Put every line of the items below into a single numbered list, omitting any blank lines.

+===+

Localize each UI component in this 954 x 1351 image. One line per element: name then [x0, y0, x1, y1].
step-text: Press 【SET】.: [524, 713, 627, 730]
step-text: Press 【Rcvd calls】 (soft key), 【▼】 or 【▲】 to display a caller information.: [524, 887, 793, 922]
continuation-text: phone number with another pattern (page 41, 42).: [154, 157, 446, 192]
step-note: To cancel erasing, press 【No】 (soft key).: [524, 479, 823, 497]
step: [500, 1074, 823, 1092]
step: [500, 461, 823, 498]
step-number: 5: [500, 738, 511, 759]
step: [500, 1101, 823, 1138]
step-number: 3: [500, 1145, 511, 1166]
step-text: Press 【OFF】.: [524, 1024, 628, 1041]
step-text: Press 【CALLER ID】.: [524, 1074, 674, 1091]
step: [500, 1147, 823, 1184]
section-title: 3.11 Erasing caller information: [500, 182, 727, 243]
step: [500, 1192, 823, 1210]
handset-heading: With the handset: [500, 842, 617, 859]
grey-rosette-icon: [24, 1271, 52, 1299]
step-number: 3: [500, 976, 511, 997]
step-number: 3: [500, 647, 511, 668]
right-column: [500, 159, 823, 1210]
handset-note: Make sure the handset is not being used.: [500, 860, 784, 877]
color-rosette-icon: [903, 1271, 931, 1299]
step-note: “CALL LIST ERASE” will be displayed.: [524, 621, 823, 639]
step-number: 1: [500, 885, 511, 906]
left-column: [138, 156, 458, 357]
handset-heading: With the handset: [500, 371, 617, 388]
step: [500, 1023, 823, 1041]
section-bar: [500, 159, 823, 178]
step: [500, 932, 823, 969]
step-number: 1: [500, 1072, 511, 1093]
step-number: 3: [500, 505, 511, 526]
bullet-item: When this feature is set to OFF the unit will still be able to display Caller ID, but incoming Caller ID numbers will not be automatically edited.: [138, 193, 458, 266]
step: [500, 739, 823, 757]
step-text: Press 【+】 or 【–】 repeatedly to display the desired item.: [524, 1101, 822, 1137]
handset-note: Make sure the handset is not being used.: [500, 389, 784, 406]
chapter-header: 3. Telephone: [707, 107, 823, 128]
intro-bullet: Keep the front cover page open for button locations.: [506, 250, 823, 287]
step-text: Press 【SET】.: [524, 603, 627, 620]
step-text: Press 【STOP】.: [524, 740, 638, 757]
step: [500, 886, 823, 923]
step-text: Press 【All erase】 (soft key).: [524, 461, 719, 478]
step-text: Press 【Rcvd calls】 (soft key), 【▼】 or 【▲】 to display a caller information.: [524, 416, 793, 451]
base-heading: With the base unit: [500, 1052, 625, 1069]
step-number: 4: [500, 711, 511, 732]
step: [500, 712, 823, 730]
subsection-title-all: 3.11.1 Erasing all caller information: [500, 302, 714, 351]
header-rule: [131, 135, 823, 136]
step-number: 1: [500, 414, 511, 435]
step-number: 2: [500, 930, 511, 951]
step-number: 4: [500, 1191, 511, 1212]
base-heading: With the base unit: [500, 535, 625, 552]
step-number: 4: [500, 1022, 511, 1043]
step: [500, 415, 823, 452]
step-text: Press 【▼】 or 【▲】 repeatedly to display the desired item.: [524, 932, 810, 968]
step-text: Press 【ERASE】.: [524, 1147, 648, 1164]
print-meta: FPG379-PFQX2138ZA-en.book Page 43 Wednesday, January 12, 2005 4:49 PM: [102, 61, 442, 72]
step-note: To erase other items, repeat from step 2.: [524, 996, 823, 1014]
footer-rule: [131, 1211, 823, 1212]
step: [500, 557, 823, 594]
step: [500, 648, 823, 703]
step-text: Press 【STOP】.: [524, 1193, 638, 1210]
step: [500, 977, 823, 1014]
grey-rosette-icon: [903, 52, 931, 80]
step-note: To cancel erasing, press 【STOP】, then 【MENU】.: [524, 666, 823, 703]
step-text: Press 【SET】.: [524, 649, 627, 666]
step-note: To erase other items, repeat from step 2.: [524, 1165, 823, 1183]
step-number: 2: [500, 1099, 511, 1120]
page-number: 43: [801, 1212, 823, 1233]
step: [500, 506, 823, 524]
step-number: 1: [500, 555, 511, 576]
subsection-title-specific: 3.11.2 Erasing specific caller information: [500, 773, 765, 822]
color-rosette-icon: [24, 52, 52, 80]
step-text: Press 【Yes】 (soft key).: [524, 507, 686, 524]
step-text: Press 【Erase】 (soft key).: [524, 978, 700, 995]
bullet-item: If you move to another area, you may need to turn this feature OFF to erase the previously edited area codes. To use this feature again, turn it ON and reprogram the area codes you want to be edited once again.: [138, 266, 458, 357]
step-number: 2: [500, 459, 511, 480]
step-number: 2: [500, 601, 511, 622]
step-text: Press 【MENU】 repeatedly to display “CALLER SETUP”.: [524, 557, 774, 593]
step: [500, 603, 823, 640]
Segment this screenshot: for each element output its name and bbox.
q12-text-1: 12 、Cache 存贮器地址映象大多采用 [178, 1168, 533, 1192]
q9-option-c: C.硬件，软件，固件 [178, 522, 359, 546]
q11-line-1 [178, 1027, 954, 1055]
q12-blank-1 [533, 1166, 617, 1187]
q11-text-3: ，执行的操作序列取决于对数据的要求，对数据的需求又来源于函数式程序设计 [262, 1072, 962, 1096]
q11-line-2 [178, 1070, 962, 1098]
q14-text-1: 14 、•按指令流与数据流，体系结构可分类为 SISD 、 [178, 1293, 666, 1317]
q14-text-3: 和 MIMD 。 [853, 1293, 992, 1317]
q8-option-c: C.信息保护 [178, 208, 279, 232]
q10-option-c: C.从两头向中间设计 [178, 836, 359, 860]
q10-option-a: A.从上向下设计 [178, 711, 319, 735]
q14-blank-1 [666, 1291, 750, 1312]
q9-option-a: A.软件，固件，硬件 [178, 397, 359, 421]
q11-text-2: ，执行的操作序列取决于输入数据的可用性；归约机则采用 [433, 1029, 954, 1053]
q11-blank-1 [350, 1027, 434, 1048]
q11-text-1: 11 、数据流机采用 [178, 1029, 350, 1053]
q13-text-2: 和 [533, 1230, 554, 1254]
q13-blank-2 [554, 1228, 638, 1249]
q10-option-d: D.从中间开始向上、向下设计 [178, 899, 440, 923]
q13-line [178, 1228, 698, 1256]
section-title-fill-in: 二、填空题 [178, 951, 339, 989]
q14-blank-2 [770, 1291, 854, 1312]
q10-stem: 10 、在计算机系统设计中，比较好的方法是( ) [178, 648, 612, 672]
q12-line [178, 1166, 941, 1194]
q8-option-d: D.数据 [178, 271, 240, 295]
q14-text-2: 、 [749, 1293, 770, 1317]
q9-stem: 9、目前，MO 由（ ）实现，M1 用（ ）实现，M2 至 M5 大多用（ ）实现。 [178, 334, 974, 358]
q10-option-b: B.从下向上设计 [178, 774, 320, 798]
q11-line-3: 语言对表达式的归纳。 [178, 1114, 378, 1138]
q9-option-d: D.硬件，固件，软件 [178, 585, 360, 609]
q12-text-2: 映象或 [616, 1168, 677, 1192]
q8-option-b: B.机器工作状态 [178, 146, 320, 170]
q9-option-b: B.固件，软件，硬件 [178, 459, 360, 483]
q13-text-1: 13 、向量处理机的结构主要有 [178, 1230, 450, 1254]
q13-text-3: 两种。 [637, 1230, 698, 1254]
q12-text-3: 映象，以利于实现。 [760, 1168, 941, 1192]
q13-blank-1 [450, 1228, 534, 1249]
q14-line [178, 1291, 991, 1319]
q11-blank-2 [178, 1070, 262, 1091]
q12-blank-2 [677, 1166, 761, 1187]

+===+

SOLUTION:
1. Localize each UI component in this 954 x 1351 image. One line per element: name then [x0, y0, x1, y1].
2. step-text: Press 【SET】.: [524, 713, 627, 730]
3. step-text: Press 【Rcvd calls】 (soft key), 【▼】 or 【▲】 to display a caller information.: [524, 887, 793, 922]
4. continuation-text: phone number with another pattern (page 41, 42).: [154, 157, 446, 192]
5. step-note: To cancel erasing, press 【No】 (soft key).: [524, 479, 823, 497]
6. step: [500, 1074, 823, 1092]
7. step: [500, 461, 823, 498]
8. step-number: 5: [500, 738, 511, 759]
9. step: [500, 1101, 823, 1138]
10. step-number: 3: [500, 1145, 511, 1166]
11. step-text: Press 【OFF】.: [524, 1024, 628, 1041]
12. step-text: Press 【CALLER ID】.: [524, 1074, 674, 1091]
13. step: [500, 1147, 823, 1184]
14. section-title: 3.11 Erasing caller information: [500, 182, 727, 243]
15. step: [500, 1192, 823, 1210]
16. handset-heading: With the handset: [500, 842, 617, 859]
17. grey-rosette-icon: [24, 1271, 52, 1299]
18. step-number: 3: [500, 976, 511, 997]
19. step-number: 3: [500, 647, 511, 668]
20. right-column: [500, 159, 823, 1210]
21. handset-note: Make sure the handset is not being used.: [500, 860, 784, 877]
22. color-rosette-icon: [903, 1271, 931, 1299]
23. step-note: “CALL LIST ERASE” will be displayed.: [524, 621, 823, 639]
24. step-number: 1: [500, 885, 511, 906]
25. left-column: [138, 156, 458, 357]
26. handset-heading: With the handset: [500, 371, 617, 388]
27. step: [500, 1023, 823, 1041]
28. section-bar: [500, 159, 823, 178]
29. step: [500, 932, 823, 969]
30. step-number: 1: [500, 1072, 511, 1093]
31. step-number: 3: [500, 505, 511, 526]
32. bullet-item: When this feature is set to OFF the unit will still be able to display Caller ID, but incoming Caller ID numbers will not be automatically edited.: [138, 193, 458, 266]
33. step: [500, 739, 823, 757]
34. step-text: Press 【+】 or 【–】 repeatedly to display the desired item.: [524, 1101, 822, 1137]
35. handset-note: Make sure the handset is not being used.: [500, 389, 784, 406]
36. chapter-header: 3. Telephone: [707, 107, 823, 128]
37. intro-bullet: Keep the front cover page open for button locations.: [506, 250, 823, 287]
38. step-text: Press 【SET】.: [524, 603, 627, 620]
39. step-text: Press 【STOP】.: [524, 740, 638, 757]
40. step: [500, 886, 823, 923]
41. step-text: Press 【All erase】 (soft key).: [524, 461, 719, 478]
42. step-text: Press 【Rcvd calls】 (soft key), 【▼】 or 【▲】 to display a caller information.: [524, 416, 793, 451]
43. base-heading: With the base unit: [500, 1052, 625, 1069]
44. step-number: 4: [500, 711, 511, 732]
45. step: [500, 712, 823, 730]
46. subsection-title-all: 3.11.1 Erasing all caller information: [500, 302, 714, 351]
47. header-rule: [131, 135, 823, 136]
48. step-number: 1: [500, 414, 511, 435]
49. step-number: 2: [500, 930, 511, 951]
50. step-number: 4: [500, 1191, 511, 1212]
51. base-heading: With the base unit: [500, 535, 625, 552]
52. step-number: 4: [500, 1022, 511, 1043]
53. step: [500, 415, 823, 452]
54. step-text: Press 【▼】 or 【▲】 repeatedly to display the desired item.: [524, 932, 810, 968]
55. step-text: Press 【ERASE】.: [524, 1147, 648, 1164]
56. print-meta: FPG379-PFQX2138ZA-en.book Page 43 Wednesday, January 12, 2005 4:49 PM: [102, 61, 442, 72]
57. step-note: To erase other items, repeat from step 2.: [524, 996, 823, 1014]
58. footer-rule: [131, 1211, 823, 1212]
59. step: [500, 557, 823, 594]
60. step: [500, 648, 823, 703]
61. step-text: Press 【STOP】.: [524, 1193, 638, 1210]
62. step: [500, 977, 823, 1014]
63. grey-rosette-icon: [903, 52, 931, 80]
64. step-note: To cancel erasing, press 【STOP】, then 【MENU】.: [524, 666, 823, 703]
65. step-text: Press 【SET】.: [524, 649, 627, 666]
66. step-note: To erase other items, repeat from step 2.: [524, 1165, 823, 1183]
67. step-number: 2: [500, 1099, 511, 1120]
68. page-number: 43: [801, 1212, 823, 1233]
69. step: [500, 506, 823, 524]
70. step-number: 1: [500, 555, 511, 576]
71. subsection-title-specific: 3.11.2 Erasing specific caller information: [500, 773, 765, 822]
72. color-rosette-icon: [24, 52, 52, 80]
73. step-text: Press 【Yes】 (soft key).: [524, 507, 686, 524]
74. step-text: Press 【Erase】 (soft key).: [524, 978, 700, 995]
75. bullet-item: If you move to another area, you may need to turn this feature OFF to erase the previously edited area codes. To use this feature again, turn it ON and reprogram the area codes you want to be edited once again.: [138, 266, 458, 357]
76. step-number: 2: [500, 459, 511, 480]
77. step-number: 2: [500, 601, 511, 622]
78. step-text: Press 【MENU】 repeatedly to display “CALLER SETUP”.: [524, 557, 774, 593]
79. step: [500, 603, 823, 640]
80. Segment this screenshot: for each element output its name and bbox.
81. q12-text-1: 12 、Cache 存贮器地址映象大多采用 [178, 1168, 533, 1192]
82. q9-option-c: C.硬件，软件，固件 [178, 522, 359, 546]
83. q11-line-1 [178, 1027, 954, 1055]
84. q12-blank-1 [533, 1166, 617, 1187]
85. q11-text-3: ，执行的操作序列取决于对数据的要求，对数据的需求又来源于函数式程序设计 [262, 1072, 962, 1096]
86. q11-line-2 [178, 1070, 962, 1098]
87. q14-text-1: 14 、•按指令流与数据流，体系结构可分类为 SISD 、 [178, 1293, 666, 1317]
88. q14-text-3: 和 MIMD 。 [853, 1293, 992, 1317]
89. q8-option-c: C.信息保护 [178, 208, 279, 232]
90. q10-option-c: C.从两头向中间设计 [178, 836, 359, 860]
91. q10-option-a: A.从上向下设计 [178, 711, 319, 735]
92. q14-blank-1 [666, 1291, 750, 1312]
93. q9-option-a: A.软件，固件，硬件 [178, 397, 359, 421]
94. q11-text-2: ，执行的操作序列取决于输入数据的可用性；归约机则采用 [433, 1029, 954, 1053]
95. q11-blank-1 [350, 1027, 434, 1048]
96. q11-text-1: 11 、数据流机采用 [178, 1029, 350, 1053]
97. q13-text-2: 和 [533, 1230, 554, 1254]
98. q13-blank-2 [554, 1228, 638, 1249]
99. q10-option-d: D.从中间开始向上、向下设计 [178, 899, 440, 923]
100. q13-line [178, 1228, 698, 1256]
101. section-title-fill-in: 二、填空题 [178, 951, 339, 989]
102. q14-blank-2 [770, 1291, 854, 1312]
103. q10-stem: 10 、在计算机系统设计中，比较好的方法是( ) [178, 648, 612, 672]
104. q12-line [178, 1166, 941, 1194]
105. q8-option-d: D.数据 [178, 271, 240, 295]
106. q14-text-2: 、 [749, 1293, 770, 1317]
107. q9-stem: 9、目前，MO 由（ ）实现，M1 用（ ）实现，M2 至 M5 大多用（ ）实现。 [178, 334, 974, 358]
108. q10-option-b: B.从下向上设计 [178, 774, 320, 798]
109. q11-line-3: 语言对表达式的归纳。 [178, 1114, 378, 1138]
110. q9-option-d: D.硬件，固件，软件 [178, 585, 360, 609]
111. q12-text-2: 映象或 [616, 1168, 677, 1192]
112. q8-option-b: B.机器工作状态 [178, 146, 320, 170]
113. q9-option-b: B.固件，软件，硬件 [178, 459, 360, 483]
114. q13-text-1: 13 、向量处理机的结构主要有 [178, 1230, 450, 1254]
115. q13-text-3: 两种。 [637, 1230, 698, 1254]
116. q12-text-3: 映象，以利于实现。 [760, 1168, 941, 1192]
117. q13-blank-1 [450, 1228, 534, 1249]
118. q14-line [178, 1291, 991, 1319]
119. q11-blank-2 [178, 1070, 262, 1091]
120. q12-blank-2 [677, 1166, 761, 1187]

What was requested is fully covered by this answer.